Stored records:
________________________

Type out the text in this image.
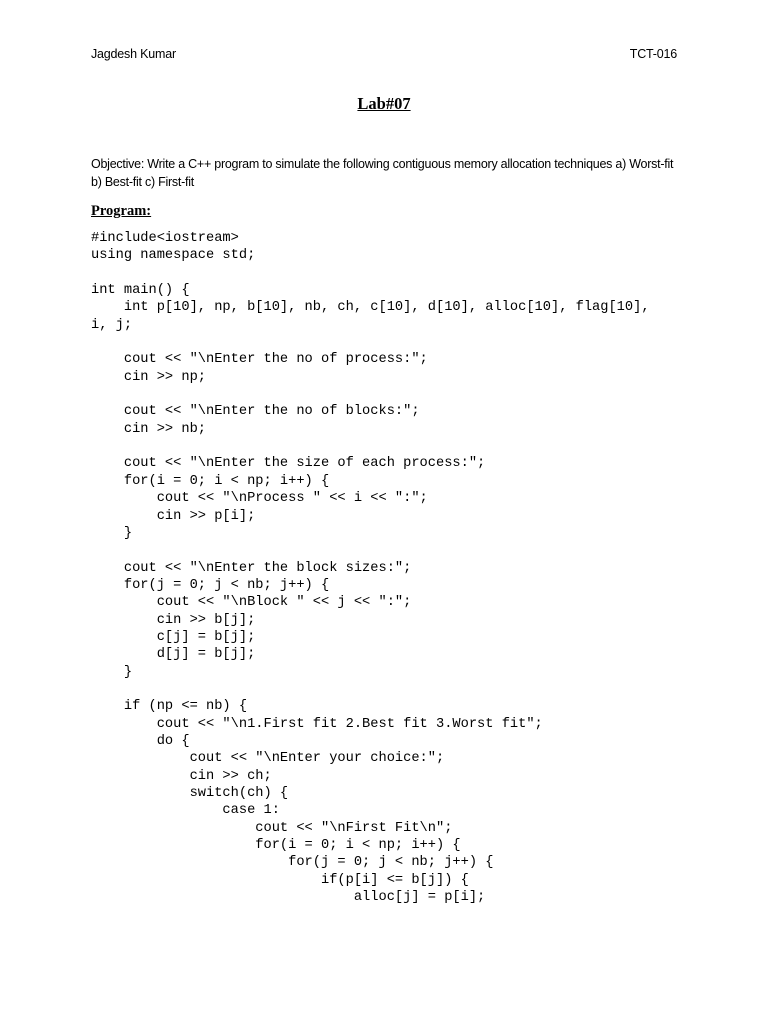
Jagdesh Kumar	TCT-016
Lab#07
Objective: Write a C++ program to simulate the following contiguous memory allocation techniques a) Worst-fit b) Best-fit c) First-fit
Program:
#include<iostream>
using namespace std;

int main() {
int p[10], np, b[10], nb, ch, c[10], d[10], alloc[10], flag[10],
i, j;

cout << "\nEnter the no of process:";
cin >> np;

cout << "\nEnter the no of blocks:";
cin >> nb;

cout << "\nEnter the size of each process:";
for(i = 0; i < np; i++) {
cout << "\nProcess " << i << ":";
cin >> p[i];
}

cout << "\nEnter the block sizes:";
for(j = 0; j < nb; j++) {
cout << "\nBlock " << j << ":";
cin >> b[j];
c[j] = b[j];
d[j] = b[j];
}

if (np <= nb) {
cout << "\n1.First fit 2.Best fit 3.Worst fit";
do {
cout << "\nEnter your choice:";
cin >> ch;
switch(ch) {
case 1:
cout << "\nFirst Fit\n";
for(i = 0; i < np; i++) {
for(j = 0; j < nb; j++) {
if(p[i] <= b[j]) {
alloc[j] = p[i];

________________________

STATED PROBLEM:
Above are records with pictures; repeat the records exactly and leave the pictures out.

EXERCISE ANSWER:
Type out the text in this image.
Jagdesh Kumar	TCT-016
Lab#07
Objective: Write a C++ program to simulate the following contiguous memory allocation techniques a) Worst-fit b) Best-fit c) First-fit
Program:
#include<iostream>
using namespace std;

int main() {
int p[10], np, b[10], nb, ch, c[10], d[10], alloc[10], flag[10],
i, j;

cout << "\nEnter the no of process:";
cin >> np;

cout << "\nEnter the no of blocks:";
cin >> nb;

cout << "\nEnter the size of each process:";
for(i = 0; i < np; i++) {
cout << "\nProcess " << i << ":";
cin >> p[i];
}

cout << "\nEnter the block sizes:";
for(j = 0; j < nb; j++) {
cout << "\nBlock " << j << ":";
cin >> b[j];
c[j] = b[j];
d[j] = b[j];
}

if (np <= nb) {
cout << "\n1.First fit 2.Best fit 3.Worst fit";
do {
cout << "\nEnter your choice:";
cin >> ch;
switch(ch) {
case 1:
cout << "\nFirst Fit\n";
for(i = 0; i < np; i++) {
for(j = 0; j < nb; j++) {
if(p[i] <= b[j]) {
alloc[j] = p[i];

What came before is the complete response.